→ What to produce:
Turn the lines of the entries below into a numbered list, skipping any blank lines and leaving the pictures out.

(Data listing)
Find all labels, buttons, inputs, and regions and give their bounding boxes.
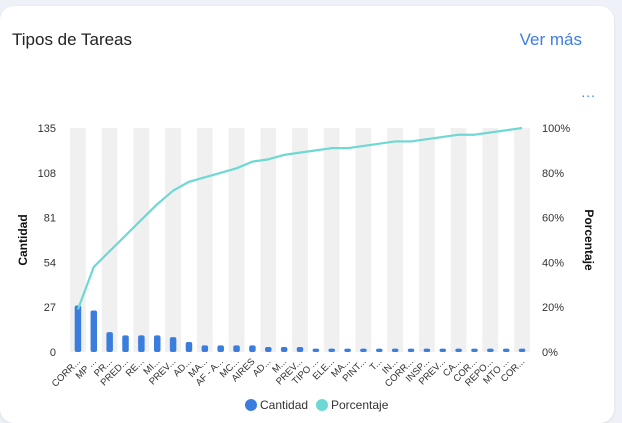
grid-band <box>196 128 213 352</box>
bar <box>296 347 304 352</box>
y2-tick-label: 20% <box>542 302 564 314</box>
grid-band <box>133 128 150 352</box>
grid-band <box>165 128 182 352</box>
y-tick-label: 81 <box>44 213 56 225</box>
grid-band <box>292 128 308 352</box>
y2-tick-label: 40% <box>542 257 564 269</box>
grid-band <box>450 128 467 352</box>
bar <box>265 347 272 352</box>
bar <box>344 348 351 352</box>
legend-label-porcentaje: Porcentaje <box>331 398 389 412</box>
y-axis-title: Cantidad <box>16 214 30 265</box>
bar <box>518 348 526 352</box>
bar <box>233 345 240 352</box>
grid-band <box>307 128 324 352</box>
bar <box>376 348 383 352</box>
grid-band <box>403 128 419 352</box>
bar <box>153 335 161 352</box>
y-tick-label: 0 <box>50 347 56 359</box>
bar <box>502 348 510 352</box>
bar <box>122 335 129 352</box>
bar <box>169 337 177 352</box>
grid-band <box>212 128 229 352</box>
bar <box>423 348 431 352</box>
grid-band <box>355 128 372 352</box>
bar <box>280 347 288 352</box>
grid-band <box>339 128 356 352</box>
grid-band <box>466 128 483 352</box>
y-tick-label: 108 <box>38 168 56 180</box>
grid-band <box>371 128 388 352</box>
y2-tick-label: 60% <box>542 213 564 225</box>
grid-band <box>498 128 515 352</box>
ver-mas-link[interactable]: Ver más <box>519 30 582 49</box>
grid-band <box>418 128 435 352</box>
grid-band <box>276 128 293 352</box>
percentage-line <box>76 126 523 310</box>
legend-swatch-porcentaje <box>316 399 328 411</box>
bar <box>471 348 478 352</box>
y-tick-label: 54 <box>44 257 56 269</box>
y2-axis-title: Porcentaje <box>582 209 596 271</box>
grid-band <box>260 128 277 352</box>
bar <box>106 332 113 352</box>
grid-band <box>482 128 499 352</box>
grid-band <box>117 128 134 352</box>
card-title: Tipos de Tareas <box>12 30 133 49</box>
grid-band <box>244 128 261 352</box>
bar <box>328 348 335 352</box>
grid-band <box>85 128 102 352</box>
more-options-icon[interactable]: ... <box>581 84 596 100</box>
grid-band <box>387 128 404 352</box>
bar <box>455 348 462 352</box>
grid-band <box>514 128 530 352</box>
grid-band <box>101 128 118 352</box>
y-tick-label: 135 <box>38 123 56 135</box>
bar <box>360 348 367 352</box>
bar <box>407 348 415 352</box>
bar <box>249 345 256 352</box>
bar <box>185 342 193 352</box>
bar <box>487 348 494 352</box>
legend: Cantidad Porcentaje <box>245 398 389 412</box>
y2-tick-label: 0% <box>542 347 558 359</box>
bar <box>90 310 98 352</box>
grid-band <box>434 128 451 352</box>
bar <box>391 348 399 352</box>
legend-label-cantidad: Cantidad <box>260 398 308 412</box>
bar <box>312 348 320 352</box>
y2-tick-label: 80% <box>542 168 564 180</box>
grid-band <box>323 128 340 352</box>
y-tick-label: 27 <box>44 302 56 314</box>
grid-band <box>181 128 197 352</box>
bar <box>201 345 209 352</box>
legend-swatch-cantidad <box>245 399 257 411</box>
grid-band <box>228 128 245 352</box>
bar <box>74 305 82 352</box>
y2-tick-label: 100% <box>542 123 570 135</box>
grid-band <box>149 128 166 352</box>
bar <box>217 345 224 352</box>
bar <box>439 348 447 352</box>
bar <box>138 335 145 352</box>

→ Complete response:
1. Find all labels, buttons, inputs, and regions and give their bounding boxes.
2. grid-band <box>196 128 213 352</box>
3. bar <box>296 347 304 352</box>
4. y2-tick-label: 20% <box>542 302 564 314</box>
5. grid-band <box>133 128 150 352</box>
6. grid-band <box>165 128 182 352</box>
7. y-tick-label: 81 <box>44 213 56 225</box>
8. grid-band <box>292 128 308 352</box>
9. y2-tick-label: 40% <box>542 257 564 269</box>
10. grid-band <box>450 128 467 352</box>
11. bar <box>265 347 272 352</box>
12. bar <box>344 348 351 352</box>
13. legend-label-porcentaje: Porcentaje <box>331 398 389 412</box>
14. y-axis-title: Cantidad <box>16 214 30 265</box>
15. bar <box>518 348 526 352</box>
16. bar <box>233 345 240 352</box>
17. grid-band <box>307 128 324 352</box>
18. bar <box>376 348 383 352</box>
19. grid-band <box>403 128 419 352</box>
20. bar <box>153 335 161 352</box>
21. y-tick-label: 0 <box>50 347 56 359</box>
22. bar <box>502 348 510 352</box>
23. bar <box>122 335 129 352</box>
24. bar <box>169 337 177 352</box>
25. grid-band <box>212 128 229 352</box>
26. bar <box>423 348 431 352</box>
27. grid-band <box>355 128 372 352</box>
28. bar <box>280 347 288 352</box>
29. grid-band <box>339 128 356 352</box>
30. grid-band <box>466 128 483 352</box>
31. y-tick-label: 108 <box>38 168 56 180</box>
32. grid-band <box>371 128 388 352</box>
33. y2-tick-label: 60% <box>542 213 564 225</box>
34. grid-band <box>498 128 515 352</box>
35. ver-mas-link[interactable]: Ver más <box>519 30 582 49</box>
36. grid-band <box>418 128 435 352</box>
37. grid-band <box>276 128 293 352</box>
38. percentage-line <box>76 126 523 310</box>
39. legend-swatch-porcentaje <box>316 399 328 411</box>
40. bar <box>471 348 478 352</box>
41. y-tick-label: 54 <box>44 257 56 269</box>
42. y2-axis-title: Porcentaje <box>582 209 596 271</box>
43. grid-band <box>260 128 277 352</box>
44. bar <box>106 332 113 352</box>
45. grid-band <box>482 128 499 352</box>
46. grid-band <box>117 128 134 352</box>
47. card-title: Tipos de Tareas <box>12 30 133 49</box>
48. grid-band <box>244 128 261 352</box>
49. bar <box>328 348 335 352</box>
50. grid-band <box>85 128 102 352</box>
51. more-options-icon[interactable]: ... <box>581 84 596 100</box>
52. grid-band <box>387 128 404 352</box>
53. bar <box>455 348 462 352</box>
54. grid-band <box>514 128 530 352</box>
55. grid-band <box>101 128 118 352</box>
56. y-tick-label: 135 <box>38 123 56 135</box>
57. bar <box>360 348 367 352</box>
58. bar <box>407 348 415 352</box>
59. bar <box>249 345 256 352</box>
60. bar <box>185 342 193 352</box>
61. bar <box>487 348 494 352</box>
62. legend: Cantidad Porcentaje <box>245 398 389 412</box>
63. y2-tick-label: 0% <box>542 347 558 359</box>
64. bar <box>90 310 98 352</box>
65. grid-band <box>434 128 451 352</box>
66. bar <box>391 348 399 352</box>
67. legend-label-cantidad: Cantidad <box>260 398 308 412</box>
68. bar <box>312 348 320 352</box>
69. y2-tick-label: 80% <box>542 168 564 180</box>
70. grid-band <box>323 128 340 352</box>
71. y-tick-label: 27 <box>44 302 56 314</box>
72. grid-band <box>181 128 197 352</box>
73. bar <box>201 345 209 352</box>
74. legend-swatch-cantidad <box>245 399 257 411</box>
75. grid-band <box>228 128 245 352</box>
76. bar <box>74 305 82 352</box>
77. y2-tick-label: 100% <box>542 123 570 135</box>
78. grid-band <box>149 128 166 352</box>
79. bar <box>217 345 224 352</box>
80. bar <box>439 348 447 352</box>
81. bar <box>138 335 145 352</box>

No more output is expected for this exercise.